### INSTRUCTIONS TO FOLLOW:
Return each line containing the string "image".

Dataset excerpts
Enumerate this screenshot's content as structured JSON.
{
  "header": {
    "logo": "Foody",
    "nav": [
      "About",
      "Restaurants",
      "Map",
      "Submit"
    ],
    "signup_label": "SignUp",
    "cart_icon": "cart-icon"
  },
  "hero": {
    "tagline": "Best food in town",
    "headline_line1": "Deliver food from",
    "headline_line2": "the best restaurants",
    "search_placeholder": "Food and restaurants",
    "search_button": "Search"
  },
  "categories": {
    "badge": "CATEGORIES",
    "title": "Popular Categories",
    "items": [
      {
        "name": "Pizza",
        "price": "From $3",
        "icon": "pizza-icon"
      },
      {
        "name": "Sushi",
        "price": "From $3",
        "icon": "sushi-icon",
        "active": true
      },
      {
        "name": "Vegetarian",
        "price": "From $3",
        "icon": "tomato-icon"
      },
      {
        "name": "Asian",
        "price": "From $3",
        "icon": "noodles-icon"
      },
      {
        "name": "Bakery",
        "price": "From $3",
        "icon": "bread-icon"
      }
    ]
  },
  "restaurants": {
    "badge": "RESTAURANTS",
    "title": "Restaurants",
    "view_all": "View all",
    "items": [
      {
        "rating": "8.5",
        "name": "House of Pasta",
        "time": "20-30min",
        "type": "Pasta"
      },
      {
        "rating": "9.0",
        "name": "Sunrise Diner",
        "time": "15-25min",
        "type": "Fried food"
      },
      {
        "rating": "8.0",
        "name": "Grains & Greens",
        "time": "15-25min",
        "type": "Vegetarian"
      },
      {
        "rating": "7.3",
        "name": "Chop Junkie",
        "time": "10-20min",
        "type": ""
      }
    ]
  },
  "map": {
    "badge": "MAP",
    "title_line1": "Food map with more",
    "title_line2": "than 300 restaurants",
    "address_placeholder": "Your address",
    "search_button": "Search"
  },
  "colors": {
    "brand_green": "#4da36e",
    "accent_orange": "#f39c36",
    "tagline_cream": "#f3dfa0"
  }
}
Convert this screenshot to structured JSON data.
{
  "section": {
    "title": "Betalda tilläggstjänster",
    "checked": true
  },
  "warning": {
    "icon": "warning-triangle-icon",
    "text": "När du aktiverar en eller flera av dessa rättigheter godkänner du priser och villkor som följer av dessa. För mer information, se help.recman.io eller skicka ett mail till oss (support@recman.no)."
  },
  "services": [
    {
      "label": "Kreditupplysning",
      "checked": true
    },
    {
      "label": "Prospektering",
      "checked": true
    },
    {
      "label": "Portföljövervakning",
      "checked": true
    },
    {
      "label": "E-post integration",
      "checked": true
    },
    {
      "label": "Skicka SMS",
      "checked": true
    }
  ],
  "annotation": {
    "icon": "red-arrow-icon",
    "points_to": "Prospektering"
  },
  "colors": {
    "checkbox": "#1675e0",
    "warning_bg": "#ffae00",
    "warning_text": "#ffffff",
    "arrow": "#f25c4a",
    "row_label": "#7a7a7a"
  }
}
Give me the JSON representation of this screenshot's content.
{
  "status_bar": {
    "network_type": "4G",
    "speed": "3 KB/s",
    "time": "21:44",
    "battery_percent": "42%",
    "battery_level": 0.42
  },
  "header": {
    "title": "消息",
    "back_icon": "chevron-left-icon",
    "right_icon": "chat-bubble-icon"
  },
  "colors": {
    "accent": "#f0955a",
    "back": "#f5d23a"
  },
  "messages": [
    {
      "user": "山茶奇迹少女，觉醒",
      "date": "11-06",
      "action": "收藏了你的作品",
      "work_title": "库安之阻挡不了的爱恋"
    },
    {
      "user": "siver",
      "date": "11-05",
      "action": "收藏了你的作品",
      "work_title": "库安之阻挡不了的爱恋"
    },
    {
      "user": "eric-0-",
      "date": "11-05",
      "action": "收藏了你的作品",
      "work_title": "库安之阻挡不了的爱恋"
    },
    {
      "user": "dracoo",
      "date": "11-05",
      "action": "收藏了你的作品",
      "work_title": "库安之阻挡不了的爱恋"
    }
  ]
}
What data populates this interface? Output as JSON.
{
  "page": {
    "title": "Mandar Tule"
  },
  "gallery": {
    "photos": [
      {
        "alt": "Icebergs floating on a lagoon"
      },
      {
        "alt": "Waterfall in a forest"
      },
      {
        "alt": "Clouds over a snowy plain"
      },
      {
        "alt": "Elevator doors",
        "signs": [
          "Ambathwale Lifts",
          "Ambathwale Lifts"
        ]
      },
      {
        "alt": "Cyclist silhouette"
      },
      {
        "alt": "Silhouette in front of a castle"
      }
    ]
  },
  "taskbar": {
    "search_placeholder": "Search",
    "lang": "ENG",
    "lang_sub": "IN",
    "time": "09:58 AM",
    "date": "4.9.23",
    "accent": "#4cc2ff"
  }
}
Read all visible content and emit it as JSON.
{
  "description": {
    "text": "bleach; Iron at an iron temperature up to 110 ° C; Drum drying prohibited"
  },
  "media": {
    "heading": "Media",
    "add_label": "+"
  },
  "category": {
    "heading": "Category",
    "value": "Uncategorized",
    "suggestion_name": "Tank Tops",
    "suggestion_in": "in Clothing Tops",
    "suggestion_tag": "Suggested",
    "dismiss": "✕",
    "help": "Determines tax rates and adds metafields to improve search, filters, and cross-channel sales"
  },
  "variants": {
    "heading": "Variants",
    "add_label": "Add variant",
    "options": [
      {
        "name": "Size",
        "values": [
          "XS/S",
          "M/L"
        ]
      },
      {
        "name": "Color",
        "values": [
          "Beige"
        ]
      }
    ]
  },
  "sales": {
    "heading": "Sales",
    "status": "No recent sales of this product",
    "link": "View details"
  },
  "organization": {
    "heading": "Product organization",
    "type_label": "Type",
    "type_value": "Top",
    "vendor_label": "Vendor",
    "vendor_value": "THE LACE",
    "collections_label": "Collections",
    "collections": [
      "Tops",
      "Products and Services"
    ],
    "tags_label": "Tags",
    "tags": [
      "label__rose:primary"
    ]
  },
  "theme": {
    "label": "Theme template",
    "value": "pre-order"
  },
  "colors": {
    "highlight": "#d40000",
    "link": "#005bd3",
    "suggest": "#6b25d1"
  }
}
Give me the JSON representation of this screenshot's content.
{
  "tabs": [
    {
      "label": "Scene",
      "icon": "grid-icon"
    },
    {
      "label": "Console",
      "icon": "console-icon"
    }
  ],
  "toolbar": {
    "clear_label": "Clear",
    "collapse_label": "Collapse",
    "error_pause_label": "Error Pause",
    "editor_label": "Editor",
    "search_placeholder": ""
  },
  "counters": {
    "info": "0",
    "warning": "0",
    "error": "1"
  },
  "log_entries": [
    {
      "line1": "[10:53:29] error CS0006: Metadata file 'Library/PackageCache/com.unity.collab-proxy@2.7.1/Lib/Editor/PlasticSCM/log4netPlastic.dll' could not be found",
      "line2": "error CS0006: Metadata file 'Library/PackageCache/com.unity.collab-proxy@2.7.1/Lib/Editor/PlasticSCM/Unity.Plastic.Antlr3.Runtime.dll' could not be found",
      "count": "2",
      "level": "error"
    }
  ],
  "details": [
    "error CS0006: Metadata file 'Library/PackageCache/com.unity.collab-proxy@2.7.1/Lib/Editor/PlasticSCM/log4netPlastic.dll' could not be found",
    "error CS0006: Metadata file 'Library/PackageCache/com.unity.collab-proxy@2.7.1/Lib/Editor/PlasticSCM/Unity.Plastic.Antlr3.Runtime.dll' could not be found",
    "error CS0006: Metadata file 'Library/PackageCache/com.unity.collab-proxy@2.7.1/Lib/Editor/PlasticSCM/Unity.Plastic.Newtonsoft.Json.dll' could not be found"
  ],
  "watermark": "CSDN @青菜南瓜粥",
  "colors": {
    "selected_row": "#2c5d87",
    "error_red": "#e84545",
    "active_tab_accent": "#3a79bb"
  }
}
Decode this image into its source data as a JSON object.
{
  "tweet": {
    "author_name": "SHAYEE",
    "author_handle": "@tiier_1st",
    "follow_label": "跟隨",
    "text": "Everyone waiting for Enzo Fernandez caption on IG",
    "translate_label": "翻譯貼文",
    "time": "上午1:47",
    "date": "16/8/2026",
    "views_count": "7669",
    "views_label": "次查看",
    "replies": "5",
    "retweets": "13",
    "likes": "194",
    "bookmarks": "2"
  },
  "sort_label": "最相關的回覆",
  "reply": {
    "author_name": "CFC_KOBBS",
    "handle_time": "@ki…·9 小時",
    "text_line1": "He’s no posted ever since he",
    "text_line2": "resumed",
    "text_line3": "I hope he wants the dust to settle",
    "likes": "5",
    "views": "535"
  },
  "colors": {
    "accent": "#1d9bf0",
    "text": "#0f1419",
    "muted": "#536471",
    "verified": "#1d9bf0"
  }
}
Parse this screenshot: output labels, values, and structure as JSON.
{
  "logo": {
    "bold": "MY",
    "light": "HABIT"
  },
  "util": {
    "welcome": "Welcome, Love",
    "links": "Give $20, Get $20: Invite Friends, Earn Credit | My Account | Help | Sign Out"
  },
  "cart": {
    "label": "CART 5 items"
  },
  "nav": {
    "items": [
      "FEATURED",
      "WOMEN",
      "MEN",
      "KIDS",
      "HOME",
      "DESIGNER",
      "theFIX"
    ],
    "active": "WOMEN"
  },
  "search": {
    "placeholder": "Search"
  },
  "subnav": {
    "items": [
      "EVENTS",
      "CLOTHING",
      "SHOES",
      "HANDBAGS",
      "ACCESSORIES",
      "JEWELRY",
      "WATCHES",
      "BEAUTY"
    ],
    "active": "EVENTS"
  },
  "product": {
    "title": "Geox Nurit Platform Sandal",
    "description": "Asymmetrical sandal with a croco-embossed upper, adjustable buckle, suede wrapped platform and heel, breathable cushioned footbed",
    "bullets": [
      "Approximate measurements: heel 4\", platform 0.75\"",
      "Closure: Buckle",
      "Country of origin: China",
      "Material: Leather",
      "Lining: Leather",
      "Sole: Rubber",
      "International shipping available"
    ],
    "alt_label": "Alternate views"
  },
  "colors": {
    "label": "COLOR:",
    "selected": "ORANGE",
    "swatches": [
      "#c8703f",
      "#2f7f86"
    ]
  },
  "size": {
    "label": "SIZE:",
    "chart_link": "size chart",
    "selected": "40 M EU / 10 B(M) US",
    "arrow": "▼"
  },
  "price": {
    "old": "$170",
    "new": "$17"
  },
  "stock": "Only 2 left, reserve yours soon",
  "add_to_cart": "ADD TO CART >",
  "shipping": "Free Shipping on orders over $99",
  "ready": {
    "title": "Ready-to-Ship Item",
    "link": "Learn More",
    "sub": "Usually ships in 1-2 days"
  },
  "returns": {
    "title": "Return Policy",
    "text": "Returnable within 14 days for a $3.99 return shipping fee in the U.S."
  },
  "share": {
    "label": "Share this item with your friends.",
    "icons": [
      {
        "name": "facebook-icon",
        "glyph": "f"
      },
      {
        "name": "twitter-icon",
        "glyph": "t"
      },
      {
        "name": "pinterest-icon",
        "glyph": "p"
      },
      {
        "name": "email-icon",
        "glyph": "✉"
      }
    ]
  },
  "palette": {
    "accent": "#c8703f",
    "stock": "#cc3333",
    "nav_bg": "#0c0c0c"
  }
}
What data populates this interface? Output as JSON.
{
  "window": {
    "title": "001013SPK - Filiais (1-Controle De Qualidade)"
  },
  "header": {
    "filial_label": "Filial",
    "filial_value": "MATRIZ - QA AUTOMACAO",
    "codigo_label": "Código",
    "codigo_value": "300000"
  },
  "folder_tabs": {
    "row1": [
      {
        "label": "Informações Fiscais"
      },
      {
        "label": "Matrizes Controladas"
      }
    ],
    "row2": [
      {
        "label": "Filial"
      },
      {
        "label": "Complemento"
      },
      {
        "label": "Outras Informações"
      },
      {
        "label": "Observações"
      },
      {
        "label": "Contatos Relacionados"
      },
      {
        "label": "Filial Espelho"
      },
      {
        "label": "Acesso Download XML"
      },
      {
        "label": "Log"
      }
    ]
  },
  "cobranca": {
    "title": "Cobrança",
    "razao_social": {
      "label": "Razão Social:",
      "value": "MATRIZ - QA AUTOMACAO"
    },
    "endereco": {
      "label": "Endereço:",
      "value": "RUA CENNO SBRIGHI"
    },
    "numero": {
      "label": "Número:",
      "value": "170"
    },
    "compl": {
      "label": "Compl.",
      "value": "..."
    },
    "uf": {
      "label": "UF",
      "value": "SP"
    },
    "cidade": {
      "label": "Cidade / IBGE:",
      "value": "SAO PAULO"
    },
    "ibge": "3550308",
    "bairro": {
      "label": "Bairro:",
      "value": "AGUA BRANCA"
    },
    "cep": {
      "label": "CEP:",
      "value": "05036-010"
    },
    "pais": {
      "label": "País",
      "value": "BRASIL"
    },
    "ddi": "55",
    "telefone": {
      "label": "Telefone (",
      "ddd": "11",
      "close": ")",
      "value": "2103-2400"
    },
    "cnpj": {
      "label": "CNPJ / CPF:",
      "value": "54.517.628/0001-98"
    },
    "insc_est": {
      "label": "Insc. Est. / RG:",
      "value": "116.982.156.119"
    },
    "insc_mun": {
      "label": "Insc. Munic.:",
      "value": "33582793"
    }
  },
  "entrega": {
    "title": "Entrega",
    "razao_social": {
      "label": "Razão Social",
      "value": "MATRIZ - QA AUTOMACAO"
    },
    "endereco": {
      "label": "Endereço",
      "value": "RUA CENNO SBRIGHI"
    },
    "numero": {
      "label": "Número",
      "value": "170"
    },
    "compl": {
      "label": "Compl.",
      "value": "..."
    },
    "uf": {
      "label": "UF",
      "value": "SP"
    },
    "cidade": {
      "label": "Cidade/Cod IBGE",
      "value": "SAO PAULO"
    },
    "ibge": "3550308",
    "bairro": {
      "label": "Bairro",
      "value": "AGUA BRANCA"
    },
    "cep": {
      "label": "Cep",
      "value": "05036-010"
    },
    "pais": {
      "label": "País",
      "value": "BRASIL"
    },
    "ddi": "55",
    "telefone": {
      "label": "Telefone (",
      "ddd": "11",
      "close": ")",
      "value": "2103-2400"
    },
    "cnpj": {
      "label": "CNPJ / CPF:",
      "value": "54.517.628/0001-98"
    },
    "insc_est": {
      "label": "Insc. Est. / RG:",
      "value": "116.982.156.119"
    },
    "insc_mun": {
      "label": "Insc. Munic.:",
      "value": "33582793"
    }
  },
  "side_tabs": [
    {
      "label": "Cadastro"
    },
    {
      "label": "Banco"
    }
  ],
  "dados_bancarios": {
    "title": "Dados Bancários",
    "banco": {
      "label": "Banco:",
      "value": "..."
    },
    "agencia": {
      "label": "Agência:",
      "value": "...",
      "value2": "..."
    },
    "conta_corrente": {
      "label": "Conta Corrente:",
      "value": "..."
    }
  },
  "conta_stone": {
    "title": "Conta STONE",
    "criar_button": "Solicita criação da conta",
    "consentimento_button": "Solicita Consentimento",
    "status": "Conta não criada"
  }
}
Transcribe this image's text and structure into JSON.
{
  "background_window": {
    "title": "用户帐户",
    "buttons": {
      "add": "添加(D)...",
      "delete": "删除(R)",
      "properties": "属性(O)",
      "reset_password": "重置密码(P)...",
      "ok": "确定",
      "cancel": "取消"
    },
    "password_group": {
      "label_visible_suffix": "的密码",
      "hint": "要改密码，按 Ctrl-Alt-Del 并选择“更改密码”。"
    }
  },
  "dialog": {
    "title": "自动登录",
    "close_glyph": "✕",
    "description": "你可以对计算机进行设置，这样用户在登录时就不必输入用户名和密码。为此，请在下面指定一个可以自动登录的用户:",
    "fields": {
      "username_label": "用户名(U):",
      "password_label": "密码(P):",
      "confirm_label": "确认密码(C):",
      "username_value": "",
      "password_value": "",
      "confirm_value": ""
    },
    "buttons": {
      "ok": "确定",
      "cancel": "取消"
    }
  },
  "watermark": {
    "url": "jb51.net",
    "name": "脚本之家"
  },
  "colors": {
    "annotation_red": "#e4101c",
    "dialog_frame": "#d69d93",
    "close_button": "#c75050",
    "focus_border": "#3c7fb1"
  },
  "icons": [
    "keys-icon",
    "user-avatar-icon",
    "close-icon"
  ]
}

### ANSWER TO THE PROBLEM:
Decode this image into its source data as a JSON object.
Transcribe this image's text and structure into JSON.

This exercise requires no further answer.